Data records
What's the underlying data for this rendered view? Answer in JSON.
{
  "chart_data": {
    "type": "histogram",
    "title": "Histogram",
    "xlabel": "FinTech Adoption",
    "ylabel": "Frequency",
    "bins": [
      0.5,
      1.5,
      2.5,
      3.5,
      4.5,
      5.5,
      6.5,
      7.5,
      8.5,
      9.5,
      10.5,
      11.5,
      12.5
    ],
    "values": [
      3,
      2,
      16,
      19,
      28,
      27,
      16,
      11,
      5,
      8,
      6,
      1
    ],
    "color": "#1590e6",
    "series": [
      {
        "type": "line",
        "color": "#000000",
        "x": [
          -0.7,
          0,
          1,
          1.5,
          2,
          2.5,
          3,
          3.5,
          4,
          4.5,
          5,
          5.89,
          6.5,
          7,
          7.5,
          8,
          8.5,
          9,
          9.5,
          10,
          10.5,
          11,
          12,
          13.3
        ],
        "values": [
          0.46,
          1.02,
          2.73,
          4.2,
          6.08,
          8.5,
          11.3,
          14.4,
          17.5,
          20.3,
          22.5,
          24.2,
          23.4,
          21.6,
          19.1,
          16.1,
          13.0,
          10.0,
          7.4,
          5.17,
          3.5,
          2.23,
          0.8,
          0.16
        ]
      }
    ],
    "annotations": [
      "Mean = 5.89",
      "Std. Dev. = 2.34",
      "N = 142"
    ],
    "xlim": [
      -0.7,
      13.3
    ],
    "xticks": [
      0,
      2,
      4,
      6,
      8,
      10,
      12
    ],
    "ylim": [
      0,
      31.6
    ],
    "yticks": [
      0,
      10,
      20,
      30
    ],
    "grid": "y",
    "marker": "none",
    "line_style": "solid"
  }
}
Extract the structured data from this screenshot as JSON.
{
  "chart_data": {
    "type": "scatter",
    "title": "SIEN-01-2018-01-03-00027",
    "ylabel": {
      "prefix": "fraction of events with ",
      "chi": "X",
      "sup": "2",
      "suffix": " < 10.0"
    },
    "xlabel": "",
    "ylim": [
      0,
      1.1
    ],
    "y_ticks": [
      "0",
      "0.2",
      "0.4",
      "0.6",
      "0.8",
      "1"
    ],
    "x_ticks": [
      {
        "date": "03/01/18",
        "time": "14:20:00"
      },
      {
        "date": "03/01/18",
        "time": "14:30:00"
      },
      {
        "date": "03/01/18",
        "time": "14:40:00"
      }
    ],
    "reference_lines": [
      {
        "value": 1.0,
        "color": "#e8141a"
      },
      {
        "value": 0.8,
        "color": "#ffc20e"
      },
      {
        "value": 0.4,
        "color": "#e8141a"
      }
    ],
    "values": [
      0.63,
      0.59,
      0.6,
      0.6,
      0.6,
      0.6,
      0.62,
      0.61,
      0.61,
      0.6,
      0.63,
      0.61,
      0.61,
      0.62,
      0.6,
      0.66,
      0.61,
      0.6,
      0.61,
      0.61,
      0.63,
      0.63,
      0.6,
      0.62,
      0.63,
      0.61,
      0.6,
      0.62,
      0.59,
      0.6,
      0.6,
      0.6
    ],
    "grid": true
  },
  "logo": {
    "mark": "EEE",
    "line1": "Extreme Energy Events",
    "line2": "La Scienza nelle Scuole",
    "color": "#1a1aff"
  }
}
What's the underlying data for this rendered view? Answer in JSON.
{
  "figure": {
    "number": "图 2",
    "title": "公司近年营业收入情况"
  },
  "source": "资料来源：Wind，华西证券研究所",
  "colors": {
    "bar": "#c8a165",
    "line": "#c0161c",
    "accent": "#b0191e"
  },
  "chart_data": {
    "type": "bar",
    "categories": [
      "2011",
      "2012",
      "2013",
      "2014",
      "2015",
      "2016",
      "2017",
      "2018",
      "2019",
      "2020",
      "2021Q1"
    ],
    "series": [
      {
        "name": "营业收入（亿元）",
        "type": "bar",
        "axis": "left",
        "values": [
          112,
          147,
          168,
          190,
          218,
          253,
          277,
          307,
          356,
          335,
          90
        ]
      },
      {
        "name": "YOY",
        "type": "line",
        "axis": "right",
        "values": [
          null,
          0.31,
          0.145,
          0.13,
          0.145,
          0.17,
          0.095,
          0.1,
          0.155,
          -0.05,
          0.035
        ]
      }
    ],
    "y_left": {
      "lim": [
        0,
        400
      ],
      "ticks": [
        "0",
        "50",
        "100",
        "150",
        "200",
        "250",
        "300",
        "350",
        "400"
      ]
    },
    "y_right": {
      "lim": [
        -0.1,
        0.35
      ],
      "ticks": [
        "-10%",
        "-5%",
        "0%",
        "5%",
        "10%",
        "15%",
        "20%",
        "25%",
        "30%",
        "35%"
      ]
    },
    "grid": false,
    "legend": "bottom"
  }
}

- _BRIEF_: The entries above must be returned exactly.

- _RESPONSE TO THE EXERCISE_:
What's the underlying data for this rendered view? Answer in JSON.
{
  "chart_data": {
    "type": "histogram",
    "title": "Histogram",
    "xlabel": "FinTech Adoption",
    "ylabel": "Frequency",
    "bins": [
      0.5,
      1.5,
      2.5,
      3.5,
      4.5,
      5.5,
      6.5,
      7.5,
      8.5,
      9.5,
      10.5,
      11.5,
      12.5
    ],
    "values": [
      3,
      2,
      16,
      19,
      28,
      27,
      16,
      11,
      5,
      8,
      6,
      1
    ],
    "color": "#1590e6",
    "series": [
      {
        "type": "line",
        "color": "#000000",
        "x": [
          -0.7,
          0,
          1,
          1.5,
          2,
          2.5,
          3,
          3.5,
          4,
          4.5,
          5,
          5.89,
          6.5,
          7,
          7.5,
          8,
          8.5,
          9,
          9.5,
          10,
          10.5,
          11,
          12,
          13.3
        ],
        "values": [
          0.46,
          1.02,
          2.73,
          4.2,
          6.08,
          8.5,
          11.3,
          14.4,
          17.5,
          20.3,
          22.5,
          24.2,
          23.4,
          21.6,
          19.1,
          16.1,
          13.0,
          10.0,
          7.4,
          5.17,
          3.5,
          2.23,
          0.8,
          0.16
        ]
      }
    ],
    "annotations": [
      "Mean = 5.89",
      "Std. Dev. = 2.34",
      "N = 142"
    ],
    "xlim": [
      -0.7,
      13.3
    ],
    "xticks": [
      0,
      2,
      4,
      6,
      8,
      10,
      12
    ],
    "ylim": [
      0,
      31.6
    ],
    "yticks": [
      0,
      10,
      20,
      30
    ],
    "grid": "y",
    "marker": "none",
    "line_style": "solid"
  }
}
Extract the structured data from this screenshot as JSON.
{
  "chart_data": {
    "type": "scatter",
    "title": "SIEN-01-2018-01-03-00027",
    "ylabel": {
      "prefix": "fraction of events with ",
      "chi": "X",
      "sup": "2",
      "suffix": " < 10.0"
    },
    "xlabel": "",
    "ylim": [
      0,
      1.1
    ],
    "y_ticks": [
      "0",
      "0.2",
      "0.4",
      "0.6",
      "0.8",
      "1"
    ],
    "x_ticks": [
      {
        "date": "03/01/18",
        "time": "14:20:00"
      },
      {
        "date": "03/01/18",
        "time": "14:30:00"
      },
      {
        "date": "03/01/18",
        "time": "14:40:00"
      }
    ],
    "reference_lines": [
      {
        "value": 1.0,
        "color": "#e8141a"
      },
      {
        "value": 0.8,
        "color": "#ffc20e"
      },
      {
        "value": 0.4,
        "color": "#e8141a"
      }
    ],
    "values": [
      0.63,
      0.59,
      0.6,
      0.6,
      0.6,
      0.6,
      0.62,
      0.61,
      0.61,
      0.6,
      0.63,
      0.61,
      0.61,
      0.62,
      0.6,
      0.66,
      0.61,
      0.6,
      0.61,
      0.61,
      0.63,
      0.63,
      0.6,
      0.62,
      0.63,
      0.61,
      0.6,
      0.62,
      0.59,
      0.6,
      0.6,
      0.6
    ],
    "grid": true
  },
  "logo": {
    "mark": "EEE",
    "line1": "Extreme Energy Events",
    "line2": "La Scienza nelle Scuole",
    "color": "#1a1aff"
  }
}
What's the underlying data for this rendered view? Answer in JSON.
{
  "figure": {
    "number": "图 2",
    "title": "公司近年营业收入情况"
  },
  "source": "资料来源：Wind，华西证券研究所",
  "colors": {
    "bar": "#c8a165",
    "line": "#c0161c",
    "accent": "#b0191e"
  },
  "chart_data": {
    "type": "bar",
    "categories": [
      "2011",
      "2012",
      "2013",
      "2014",
      "2015",
      "2016",
      "2017",
      "2018",
      "2019",
      "2020",
      "2021Q1"
    ],
    "series": [
      {
        "name": "营业收入（亿元）",
        "type": "bar",
        "axis": "left",
        "values": [
          112,
          147,
          168,
          190,
          218,
          253,
          277,
          307,
          356,
          335,
          90
        ]
      },
      {
        "name": "YOY",
        "type": "line",
        "axis": "right",
        "values": [
          null,
          0.31,
          0.145,
          0.13,
          0.145,
          0.17,
          0.095,
          0.1,
          0.155,
          -0.05,
          0.035
        ]
      }
    ],
    "y_left": {
      "lim": [
        0,
        400
      ],
      "ticks": [
        "0",
        "50",
        "100",
        "150",
        "200",
        "250",
        "300",
        "350",
        "400"
      ]
    },
    "y_right": {
      "lim": [
        -0.1,
        0.35
      ],
      "ticks": [
        "-10%",
        "-5%",
        "0%",
        "5%",
        "10%",
        "15%",
        "20%",
        "25%",
        "30%",
        "35%"
      ]
    },
    "grid": false,
    "legend": "bottom"
  }
}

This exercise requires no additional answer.